Challenge -> All the data should be repeated exactly. Any image in it is left out.

:: Listed records

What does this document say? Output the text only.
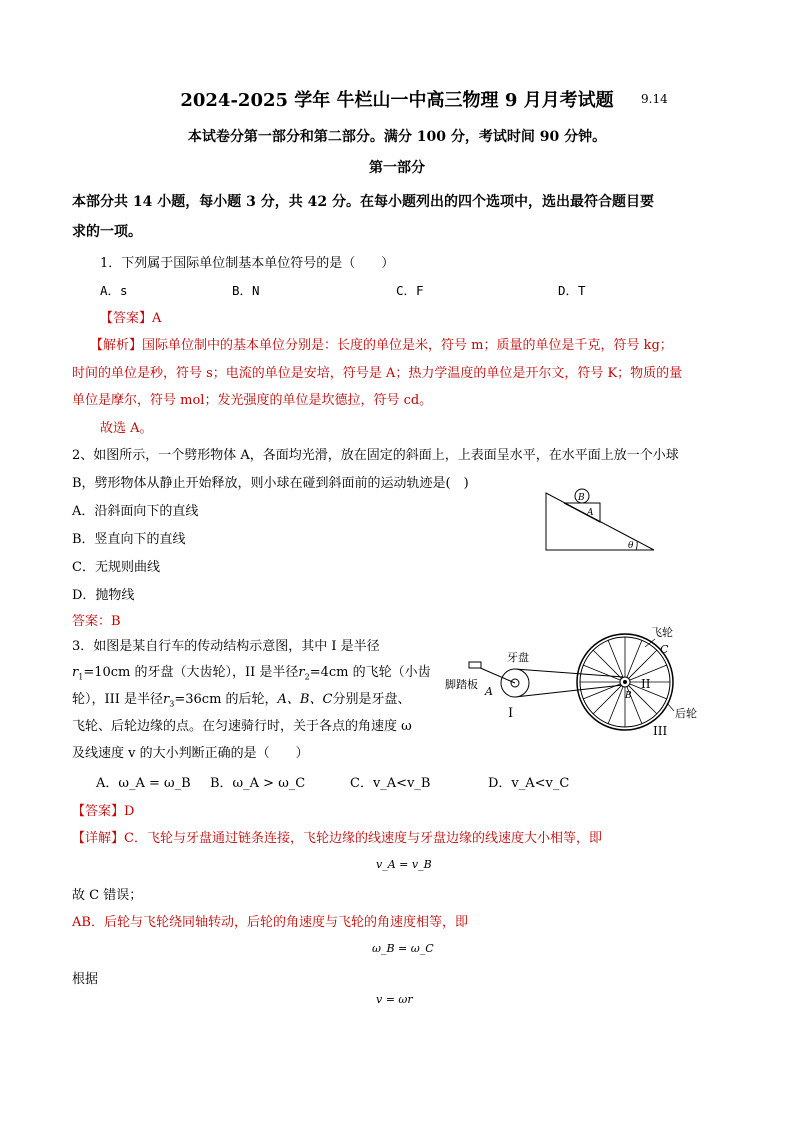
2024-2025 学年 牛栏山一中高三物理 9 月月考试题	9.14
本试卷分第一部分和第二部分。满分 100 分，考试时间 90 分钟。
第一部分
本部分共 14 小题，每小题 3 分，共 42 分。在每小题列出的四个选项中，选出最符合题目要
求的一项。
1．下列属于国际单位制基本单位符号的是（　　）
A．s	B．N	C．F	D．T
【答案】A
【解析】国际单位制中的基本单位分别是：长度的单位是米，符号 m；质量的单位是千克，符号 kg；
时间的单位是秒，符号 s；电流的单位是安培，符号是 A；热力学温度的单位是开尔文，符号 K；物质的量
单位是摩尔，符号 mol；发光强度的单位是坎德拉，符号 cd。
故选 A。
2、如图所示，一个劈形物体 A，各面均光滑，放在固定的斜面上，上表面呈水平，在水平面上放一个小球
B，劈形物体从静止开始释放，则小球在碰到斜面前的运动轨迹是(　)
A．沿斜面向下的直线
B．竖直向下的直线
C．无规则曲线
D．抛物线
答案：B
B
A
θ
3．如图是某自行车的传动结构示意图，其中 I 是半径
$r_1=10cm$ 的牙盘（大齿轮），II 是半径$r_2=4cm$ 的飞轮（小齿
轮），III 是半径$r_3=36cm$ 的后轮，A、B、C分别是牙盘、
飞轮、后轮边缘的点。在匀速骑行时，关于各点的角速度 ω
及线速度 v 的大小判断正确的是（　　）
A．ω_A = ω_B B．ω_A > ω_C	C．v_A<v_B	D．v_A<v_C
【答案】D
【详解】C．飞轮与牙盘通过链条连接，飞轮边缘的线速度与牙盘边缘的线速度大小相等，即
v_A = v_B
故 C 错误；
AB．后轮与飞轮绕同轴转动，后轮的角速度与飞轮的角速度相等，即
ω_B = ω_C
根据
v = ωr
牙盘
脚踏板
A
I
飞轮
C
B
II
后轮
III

::::

Task answer ->
What does this document say? Output the text only.
2024-2025 学年 牛栏山一中高三物理 9 月月考试题	9.14
本试卷分第一部分和第二部分。满分 100 分，考试时间 90 分钟。
第一部分
本部分共 14 小题，每小题 3 分，共 42 分。在每小题列出的四个选项中，选出最符合题目要
求的一项。
1．下列属于国际单位制基本单位符号的是（　　）
A．s	B．N	C．F	D．T
【答案】A
【解析】国际单位制中的基本单位分别是：长度的单位是米，符号 m；质量的单位是千克，符号 kg；
时间的单位是秒，符号 s；电流的单位是安培，符号是 A；热力学温度的单位是开尔文，符号 K；物质的量
单位是摩尔，符号 mol；发光强度的单位是坎德拉，符号 cd。
故选 A。
2、如图所示，一个劈形物体 A，各面均光滑，放在固定的斜面上，上表面呈水平，在水平面上放一个小球
B，劈形物体从静止开始释放，则小球在碰到斜面前的运动轨迹是(　)
A．沿斜面向下的直线
B．竖直向下的直线
C．无规则曲线
D．抛物线
答案：B
B
A
θ
3．如图是某自行车的传动结构示意图，其中 I 是半径
$r_1=10cm$ 的牙盘（大齿轮），II 是半径$r_2=4cm$ 的飞轮（小齿
轮），III 是半径$r_3=36cm$ 的后轮，A、B、C分别是牙盘、
飞轮、后轮边缘的点。在匀速骑行时，关于各点的角速度 ω
及线速度 v 的大小判断正确的是（　　）
A．ω_A = ω_B B．ω_A > ω_C	C．v_A<v_B	D．v_A<v_C
【答案】D
【详解】C．飞轮与牙盘通过链条连接，飞轮边缘的线速度与牙盘边缘的线速度大小相等，即
v_A = v_B
故 C 错误；
AB．后轮与飞轮绕同轴转动，后轮的角速度与飞轮的角速度相等，即
ω_B = ω_C
根据
v = ωr
牙盘
脚踏板
A
I
飞轮
C
B
II
后轮
III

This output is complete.